*RECORD EXCERPTS*:
>> BEGIN

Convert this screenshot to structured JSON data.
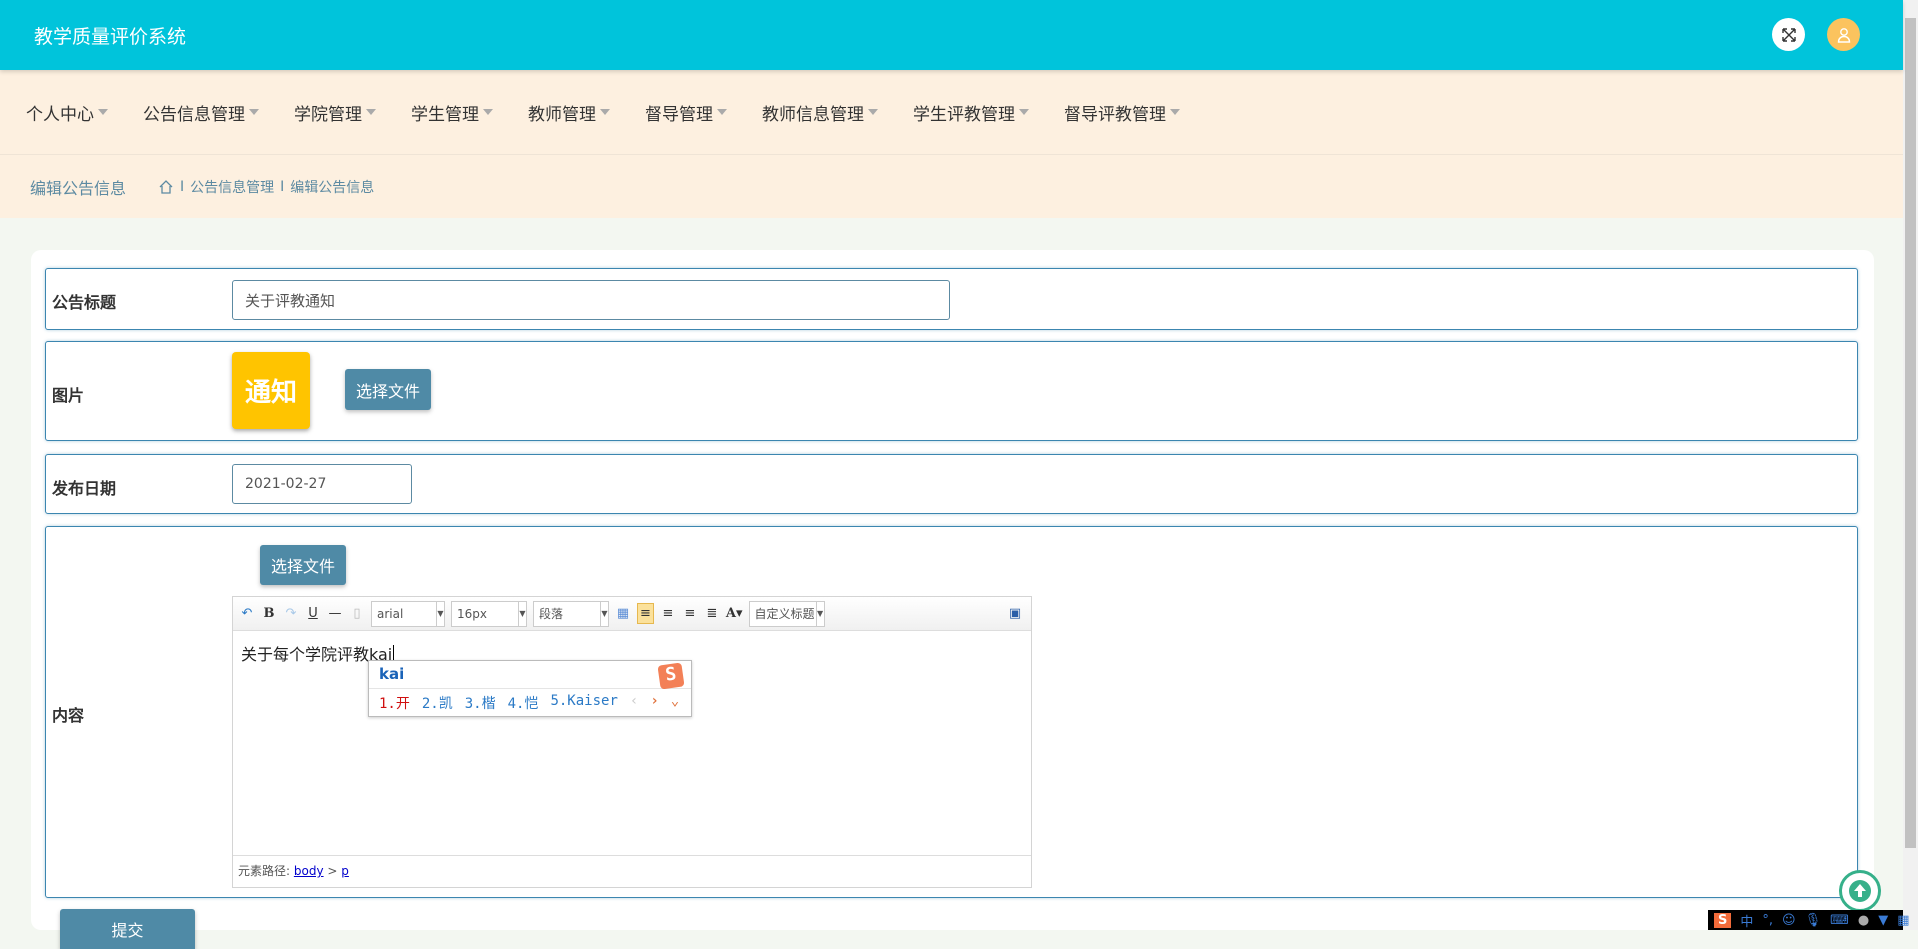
{
  "header": {
    "title": "教学质量评价系统",
    "fullscreen_icon": "expand-icon",
    "user_icon": "user-icon"
  },
  "nav": {
    "items": [
      "个人中心",
      "公告信息管理",
      "学院管理",
      "学生管理",
      "教师管理",
      "督导管理",
      "教师信息管理",
      "学生评教管理",
      "督导评教管理"
    ]
  },
  "breadcrumb": {
    "page_title": "编辑公告信息",
    "sep": "I",
    "items": [
      "公告信息管理",
      "编辑公告信息"
    ]
  },
  "form": {
    "title_label": "公告标题",
    "title_value": "关于评教通知",
    "image_label": "图片",
    "image_text": "通知",
    "choose_file": "选择文件",
    "date_label": "发布日期",
    "date_value": "2021-02-27",
    "content_label": "内容",
    "content_choose_file": "选择文件",
    "submit": "提交"
  },
  "editor": {
    "font": "arial",
    "size": "16px",
    "paragraph": "段落",
    "heading": "自定义标题",
    "content": "关于每个学院评教kai",
    "path_label": "元素路径:",
    "path": [
      "body",
      "p"
    ],
    "path_sep": ">"
  },
  "ime": {
    "input": "kai",
    "candidates": [
      "1.开",
      "2.凯",
      "3.楷",
      "4.恺",
      "5.Kaiser"
    ],
    "tray": [
      "中",
      "°,",
      "☺"
    ]
  },
  "colors": {
    "header": "#00c4db",
    "nav": "#fdf0e0",
    "button": "#4f8aa6",
    "border": "#3c86b0"
  }
}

>> END

*SET PROBLEM*: Repeat the data above exactly, but not the pictures.

*THE SOLUTION*:
Convert this screenshot to structured JSON data.
{
  "header": {
    "title": "教学质量评价系统",
    "fullscreen_icon": "expand-icon",
    "user_icon": "user-icon"
  },
  "nav": {
    "items": [
      "个人中心",
      "公告信息管理",
      "学院管理",
      "学生管理",
      "教师管理",
      "督导管理",
      "教师信息管理",
      "学生评教管理",
      "督导评教管理"
    ]
  },
  "breadcrumb": {
    "page_title": "编辑公告信息",
    "sep": "I",
    "items": [
      "公告信息管理",
      "编辑公告信息"
    ]
  },
  "form": {
    "title_label": "公告标题",
    "title_value": "关于评教通知",
    "image_label": "图片",
    "image_text": "通知",
    "choose_file": "选择文件",
    "date_label": "发布日期",
    "date_value": "2021-02-27",
    "content_label": "内容",
    "content_choose_file": "选择文件",
    "submit": "提交"
  },
  "editor": {
    "font": "arial",
    "size": "16px",
    "paragraph": "段落",
    "heading": "自定义标题",
    "content": "关于每个学院评教kai",
    "path_label": "元素路径:",
    "path": [
      "body",
      "p"
    ],
    "path_sep": ">"
  },
  "ime": {
    "input": "kai",
    "candidates": [
      "1.开",
      "2.凯",
      "3.楷",
      "4.恺",
      "5.Kaiser"
    ],
    "tray": [
      "中",
      "°,",
      "☺"
    ]
  },
  "colors": {
    "header": "#00c4db",
    "nav": "#fdf0e0",
    "button": "#4f8aa6",
    "border": "#3c86b0"
  }
}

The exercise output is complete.